--- Start of ROWS ---

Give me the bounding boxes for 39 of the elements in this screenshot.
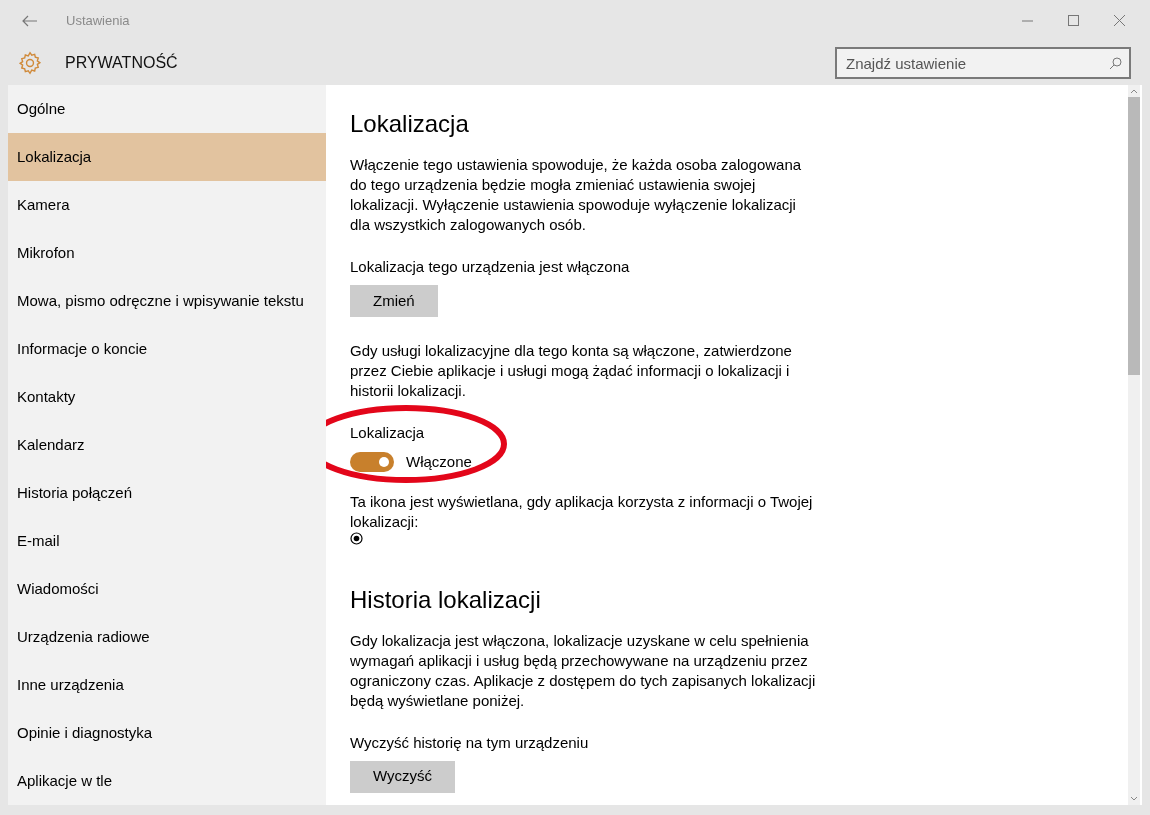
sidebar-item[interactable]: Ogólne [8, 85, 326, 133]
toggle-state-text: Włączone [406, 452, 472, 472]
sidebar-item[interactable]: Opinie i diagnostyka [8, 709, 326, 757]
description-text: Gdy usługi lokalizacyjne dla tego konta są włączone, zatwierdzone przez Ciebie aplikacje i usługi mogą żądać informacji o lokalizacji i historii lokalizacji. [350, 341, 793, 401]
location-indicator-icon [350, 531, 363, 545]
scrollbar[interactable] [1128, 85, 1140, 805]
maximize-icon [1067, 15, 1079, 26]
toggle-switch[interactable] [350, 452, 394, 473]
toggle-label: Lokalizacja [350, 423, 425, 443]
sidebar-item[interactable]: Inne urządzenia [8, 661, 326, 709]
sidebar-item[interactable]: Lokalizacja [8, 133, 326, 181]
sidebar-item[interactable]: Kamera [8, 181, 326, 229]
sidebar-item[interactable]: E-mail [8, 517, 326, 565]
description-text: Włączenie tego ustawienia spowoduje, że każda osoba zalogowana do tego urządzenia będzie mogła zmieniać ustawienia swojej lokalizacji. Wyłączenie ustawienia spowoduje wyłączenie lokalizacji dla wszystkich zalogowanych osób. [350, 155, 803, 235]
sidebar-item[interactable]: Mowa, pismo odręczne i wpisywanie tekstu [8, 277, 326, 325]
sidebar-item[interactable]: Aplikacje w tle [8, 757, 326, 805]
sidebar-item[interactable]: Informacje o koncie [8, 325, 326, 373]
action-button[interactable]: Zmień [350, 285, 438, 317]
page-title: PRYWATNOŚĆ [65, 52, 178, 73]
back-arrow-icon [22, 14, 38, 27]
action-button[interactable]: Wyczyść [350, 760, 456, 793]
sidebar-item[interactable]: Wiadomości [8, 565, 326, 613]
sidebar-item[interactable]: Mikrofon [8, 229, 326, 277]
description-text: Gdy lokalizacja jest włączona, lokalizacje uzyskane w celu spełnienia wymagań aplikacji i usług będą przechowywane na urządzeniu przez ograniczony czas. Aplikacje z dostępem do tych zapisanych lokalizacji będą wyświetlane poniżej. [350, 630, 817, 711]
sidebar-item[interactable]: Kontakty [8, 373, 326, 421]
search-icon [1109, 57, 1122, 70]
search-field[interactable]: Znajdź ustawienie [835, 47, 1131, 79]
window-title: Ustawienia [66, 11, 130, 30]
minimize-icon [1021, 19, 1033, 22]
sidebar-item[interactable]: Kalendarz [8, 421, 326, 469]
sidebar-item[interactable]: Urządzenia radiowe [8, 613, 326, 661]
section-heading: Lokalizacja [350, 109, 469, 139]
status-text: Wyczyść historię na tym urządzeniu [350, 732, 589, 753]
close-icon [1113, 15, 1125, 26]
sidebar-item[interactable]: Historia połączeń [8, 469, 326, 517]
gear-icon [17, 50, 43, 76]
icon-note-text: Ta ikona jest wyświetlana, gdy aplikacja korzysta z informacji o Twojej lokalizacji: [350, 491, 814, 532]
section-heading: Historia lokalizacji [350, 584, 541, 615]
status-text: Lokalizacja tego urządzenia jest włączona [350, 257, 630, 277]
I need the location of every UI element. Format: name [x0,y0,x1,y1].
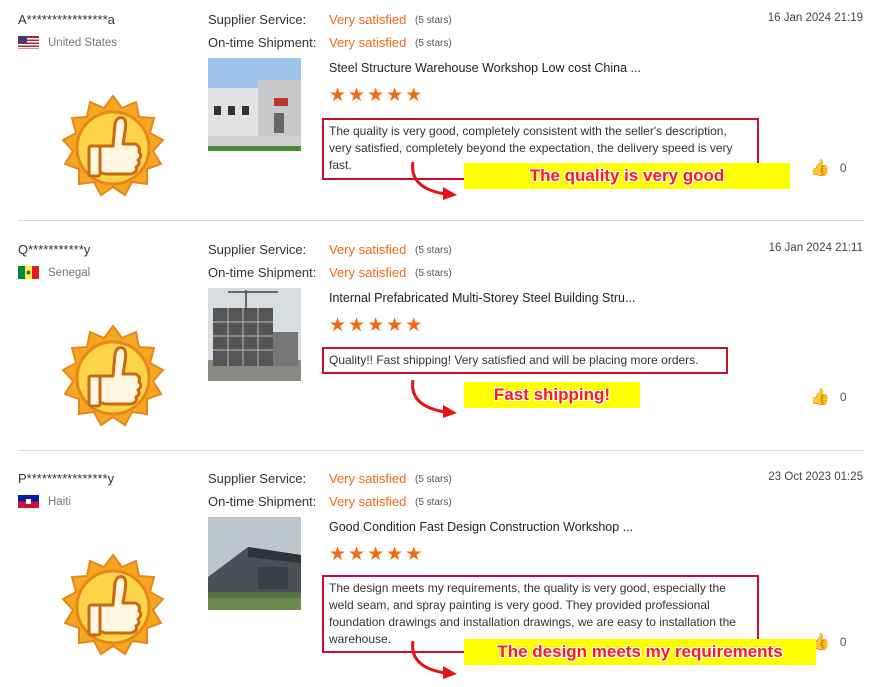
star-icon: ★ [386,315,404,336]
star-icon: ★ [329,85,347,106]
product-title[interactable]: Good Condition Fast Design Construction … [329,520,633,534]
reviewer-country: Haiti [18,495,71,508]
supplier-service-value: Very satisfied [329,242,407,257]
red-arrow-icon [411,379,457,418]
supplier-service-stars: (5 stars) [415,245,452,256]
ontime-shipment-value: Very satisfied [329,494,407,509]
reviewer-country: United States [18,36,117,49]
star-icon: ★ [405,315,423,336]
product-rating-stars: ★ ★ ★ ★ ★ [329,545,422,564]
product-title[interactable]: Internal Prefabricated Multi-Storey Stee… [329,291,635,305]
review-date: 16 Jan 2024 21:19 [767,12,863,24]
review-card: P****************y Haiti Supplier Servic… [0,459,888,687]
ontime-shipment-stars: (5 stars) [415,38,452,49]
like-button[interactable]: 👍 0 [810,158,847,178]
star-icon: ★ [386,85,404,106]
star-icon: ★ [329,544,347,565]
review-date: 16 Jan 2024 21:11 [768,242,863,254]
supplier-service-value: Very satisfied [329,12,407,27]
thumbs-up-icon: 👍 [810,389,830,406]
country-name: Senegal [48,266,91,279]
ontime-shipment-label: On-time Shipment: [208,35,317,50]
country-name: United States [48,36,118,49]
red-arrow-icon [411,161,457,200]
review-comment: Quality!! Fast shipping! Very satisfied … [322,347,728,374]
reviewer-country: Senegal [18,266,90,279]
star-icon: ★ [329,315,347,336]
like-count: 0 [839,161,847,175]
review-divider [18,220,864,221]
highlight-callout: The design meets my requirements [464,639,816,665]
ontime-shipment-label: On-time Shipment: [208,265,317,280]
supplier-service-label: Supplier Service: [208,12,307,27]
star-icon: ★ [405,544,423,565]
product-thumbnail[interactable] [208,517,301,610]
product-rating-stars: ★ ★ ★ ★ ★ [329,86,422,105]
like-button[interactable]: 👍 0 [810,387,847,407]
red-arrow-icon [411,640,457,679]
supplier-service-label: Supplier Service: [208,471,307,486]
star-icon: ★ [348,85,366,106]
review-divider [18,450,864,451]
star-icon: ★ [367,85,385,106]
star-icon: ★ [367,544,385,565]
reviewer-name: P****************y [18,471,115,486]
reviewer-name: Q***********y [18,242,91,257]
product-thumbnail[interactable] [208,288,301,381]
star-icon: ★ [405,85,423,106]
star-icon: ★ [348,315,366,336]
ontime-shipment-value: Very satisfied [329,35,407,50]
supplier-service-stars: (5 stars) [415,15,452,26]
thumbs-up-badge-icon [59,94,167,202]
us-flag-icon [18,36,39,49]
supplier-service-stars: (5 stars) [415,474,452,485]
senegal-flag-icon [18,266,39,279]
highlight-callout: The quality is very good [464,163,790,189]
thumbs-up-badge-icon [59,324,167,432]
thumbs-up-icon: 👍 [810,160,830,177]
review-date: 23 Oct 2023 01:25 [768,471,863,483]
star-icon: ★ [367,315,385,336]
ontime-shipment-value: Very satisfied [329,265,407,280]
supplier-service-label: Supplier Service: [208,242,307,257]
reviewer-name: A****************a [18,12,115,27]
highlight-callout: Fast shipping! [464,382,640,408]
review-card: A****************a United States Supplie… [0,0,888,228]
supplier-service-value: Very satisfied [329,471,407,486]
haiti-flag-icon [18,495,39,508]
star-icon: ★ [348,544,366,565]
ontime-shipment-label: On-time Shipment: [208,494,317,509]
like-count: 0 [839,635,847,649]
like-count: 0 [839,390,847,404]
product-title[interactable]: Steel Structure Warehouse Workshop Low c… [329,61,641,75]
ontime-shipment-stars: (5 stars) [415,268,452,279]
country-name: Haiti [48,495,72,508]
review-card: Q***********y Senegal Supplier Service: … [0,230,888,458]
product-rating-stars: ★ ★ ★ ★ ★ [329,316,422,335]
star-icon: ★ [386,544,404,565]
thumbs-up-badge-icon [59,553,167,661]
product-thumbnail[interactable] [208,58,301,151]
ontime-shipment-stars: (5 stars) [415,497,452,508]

--- End of ROWS ---

◆ **TASK REQUIREMENTS**:
Please arrange all the records above as a Markdown table with the columns Row and Line, where Row holds a running row number and Line holds the line itself. Leave out blank lines and the pictures.

◆ **TASK SOLUTION**:
| Row | Line |
|---|---|
| 1 | Give me the bounding boxes for 39 of the elements in this screenshot. |
| 2 | sidebar-item[interactable]: Ogólne [8, 85, 326, 133] |
| 3 | toggle-state-text: Włączone [406, 452, 472, 472] |
| 4 | sidebar-item[interactable]: Opinie i diagnostyka [8, 709, 326, 757] |
| 5 | description-text: Gdy usługi lokalizacyjne dla tego konta są włączone, zatwierdzone przez Ciebie aplikacje i usługi mogą żądać informacji o lokalizacji i historii lokalizacji. [350, 341, 793, 401] |
| 6 | location-indicator-icon [350, 531, 363, 545] |
| 7 | scrollbar[interactable] [1128, 85, 1140, 805] |
| 8 | maximize-icon [1067, 15, 1079, 26] |
| 9 | toggle-switch[interactable] [350, 452, 394, 473] |
| 10 | toggle-label: Lokalizacja [350, 423, 425, 443] |
| 11 | sidebar-item[interactable]: Inne urządzenia [8, 661, 326, 709] |
| 12 | sidebar-item[interactable]: Lokalizacja [8, 133, 326, 181] |
| 13 | sidebar-item[interactable]: Kamera [8, 181, 326, 229] |
| 14 | sidebar-item[interactable]: E-mail [8, 517, 326, 565] |
| 15 | description-text: Włączenie tego ustawienia spowoduje, że każda osoba zalogowana do tego urządzenia będzie mogła zmieniać ustawienia swojej lokalizacji. Wyłączenie ustawienia spowoduje wyłączenie lokalizacji dla wszystkich zalogowanych osób. [350, 155, 803, 235] |
| 16 | sidebar-item[interactable]: Mowa, pismo odręczne i wpisywanie tekstu [8, 277, 326, 325] |
| 17 | sidebar-item[interactable]: Aplikacje w tle [8, 757, 326, 805] |
| 18 | sidebar-item[interactable]: Informacje o koncie [8, 325, 326, 373] |
| 19 | action-button[interactable]: Zmień [350, 285, 438, 317] |
| 20 | page-title: PRYWATNOŚĆ [65, 52, 178, 73] |
| 21 | back-arrow-icon [22, 14, 38, 27] |
| 22 | action-button[interactable]: Wyczyść [350, 760, 456, 793] |
| 23 | sidebar-item[interactable]: Wiadomości [8, 565, 326, 613] |
| 24 | sidebar-item[interactable]: Mikrofon [8, 229, 326, 277] |
| 25 | description-text: Gdy lokalizacja jest włączona, lokalizacje uzyskane w celu spełnienia wymagań aplikacji i usług będą przechowywane na urządzeniu przez ograniczony czas. Aplikacje z dostępem do tych zapisanych lokalizacji będą wyświetlane poniżej. [350, 630, 817, 711] |
| 26 | sidebar-item[interactable]: Kontakty [8, 373, 326, 421] |
| 27 | search-icon [1109, 57, 1122, 70] |
| 28 | search-field[interactable]: Znajdź ustawienie [835, 47, 1131, 79] |
| 29 | window-title: Ustawienia [66, 11, 130, 30] |
| 30 | minimize-icon [1021, 19, 1033, 22] |
| 31 | sidebar-item[interactable]: Kalendarz [8, 421, 326, 469] |
| 32 | sidebar-item[interactable]: Urządzenia radiowe [8, 613, 326, 661] |
| 33 | section-heading: Lokalizacja [350, 109, 469, 139] |
| 34 | status-text: Wyczyść historię na tym urządzeniu [350, 732, 589, 753] |
| 35 | close-icon [1113, 15, 1125, 26] |
| 36 | sidebar-item[interactable]: Historia połączeń [8, 469, 326, 517] |
| 37 | gear-icon [17, 50, 43, 76] |
| 38 | icon-note-text: Ta ikona jest wyświetlana, gdy aplikacja korzysta z informacji o Twojej lokalizacji: [350, 491, 814, 532] |
| 39 | section-heading: Historia lokalizacji [350, 584, 541, 615] |
| 40 | status-text: Lokalizacja tego urządzenia jest włączona [350, 257, 630, 277] |
| 41 | I need the location of every UI element. Format: name [x0,y0,x1,y1]. |
| 42 | star-icon: ★ [386,315,404,336] |
| 43 | star-icon: ★ [329,85,347,106] |
| 44 | product-title[interactable]: Good Condition Fast Design Construction … [329,520,633,534] |
| 45 | reviewer-country: Haiti [18,495,71,508] |
| 46 | supplier-service-value: Very satisfied [329,242,407,257] |
| 47 | red-arrow-icon [411,379,457,418] |
| 48 | supplier-service-stars: (5 stars) [415,245,452,256] |
| 49 | ontime-shipment-value: Very satisfied [329,494,407,509] |
| 50 | reviewer-country: United States [18,36,117,49] |
| 51 | star-icon: ★ [405,315,423,336] |
| 52 | product-rating-stars: ★ ★ ★ ★ ★ [329,545,422,564] |
| 53 | product-title[interactable]: Internal Prefabricated Multi-Storey Stee… [329,291,635,305] |
| 54 | review-date: 16 Jan 2024 21:19 [767,12,863,24] |
| 55 | review-card: P****************y Haiti Supplier Servic… [0,459,888,687] |
| 56 | ontime-shipment-stars: (5 stars) [415,38,452,49] |
| 57 | like-button[interactable]: 👍 0 [810,158,847,178] |
| 58 | star-icon: ★ [386,85,404,106] |
| 59 | star-icon: ★ [329,544,347,565] |
| 60 | review-date: 16 Jan 2024 21:11 [768,242,863,254] |
| 61 | supplier-service-value: Very satisfied [329,12,407,27] |
| 62 | thumbs-up-icon: 👍 [810,389,830,406] |
| 63 | country-name: Senegal [48,266,91,279] |
| 64 | ontime-shipment-label: On-time Shipment: [208,35,317,50] |
| 65 | country-name: United States [48,36,118,49] |
| 66 | red-arrow-icon [411,161,457,200] |
| 67 | review-comment: Quality!! Fast shipping! Very satisfied … [322,347,728,374] |
| 68 | reviewer-country: Senegal [18,266,90,279] |
| 69 | star-icon: ★ [329,315,347,336] |
| 70 | like-count: 0 [839,161,847,175] |
| 71 | review-divider [18,220,864,221] |
| 72 | highlight-callout: The design meets my requirements [464,639,816,665] |
| 73 | ontime-shipment-label: On-time Shipment: [208,265,317,280] |
| 74 | supplier-service-label: Supplier Service: [208,12,307,27] |
| 75 | star-icon: ★ [405,544,423,565] |
| 76 | product-thumbnail[interactable] [208,517,301,610] |
| 77 | product-rating-stars: ★ ★ ★ ★ ★ [329,86,422,105] |
| 78 | like-button[interactable]: 👍 0 [810,387,847,407] |
| 79 | red-arrow-icon [411,640,457,679] |
| 80 | supplier-service-label: Supplier Service: [208,471,307,486] |
| 81 | star-icon: ★ [348,85,366,106] |
| 82 | review-divider [18,450,864,451] |
| 83 | star-icon: ★ [367,85,385,106] |
| 84 | star-icon: ★ [367,544,385,565] |
| 85 | reviewer-name: P****************y [18,471,115,486] |
| 86 | reviewer-name: Q***********y [18,242,91,257] |
| 87 | product-thumbnail[interactable] [208,288,301,381] |
| 88 | star-icon: ★ [405,85,423,106] |
| 89 | star-icon: ★ [348,315,366,336] |
| 90 | ontime-shipment-value: Very satisfied [329,35,407,50] |
| 91 | supplier-service-stars: (5 stars) [415,15,452,26] |
| 92 | thumbs-up-badge-icon [59,94,167,202] |
| 93 | us-flag-icon [18,36,39,49] |
| 94 | supplier-service-stars: (5 stars) [415,474,452,485] |
| 95 | senegal-flag-icon [18,266,39,279] |
| 96 | highlight-callout: The quality is very good [464,163,790,189] |
| 97 | thumbs-up-badge-icon [59,324,167,432] |
| 98 | thumbs-up-icon: 👍 [810,160,830,177] |
| 99 | review-date: 23 Oct 2023 01:25 [768,471,863,483] |
| 100 | star-icon: ★ [367,315,385,336] |
| 101 | ontime-shipment-value: Very satisfied [329,265,407,280] |
| 102 | supplier-service-label: Supplier Service: [208,242,307,257] |
| 103 | reviewer-name: A****************a [18,12,115,27] |
| 104 | highlight-callout: Fast shipping! [464,382,640,408] |
| 105 | review-card: A****************a United States Supplie… [0,0,888,228] |
| 106 | supplier-service-value: Very satisfied [329,471,407,486] |
| 107 | haiti-flag-icon [18,495,39,508] |
| 108 | star-icon: ★ [348,544,366,565] |
| 109 | ontime-shipment-label: On-time Shipment: [208,494,317,509] |
| 110 | like-count: 0 [839,635,847,649] |
| 111 | like-count: 0 [839,390,847,404] |
| 112 | product-title[interactable]: Steel Structure Warehouse Workshop Low c… [329,61,641,75] |
| 113 | ontime-shipment-stars: (5 stars) [415,268,452,279] |
| 114 | country-name: Haiti [48,495,72,508] |
| 115 | review-card: Q***********y Senegal Supplier Service: … [0,230,888,458] |
| 116 | product-rating-stars: ★ ★ ★ ★ ★ [329,316,422,335] |
| 117 | star-icon: ★ [386,544,404,565] |
| 118 | thumbs-up-badge-icon [59,553,167,661] |
| 119 | product-thumbnail[interactable] [208,58,301,151] |
| 120 | ontime-shipment-stars: (5 stars) [415,497,452,508] |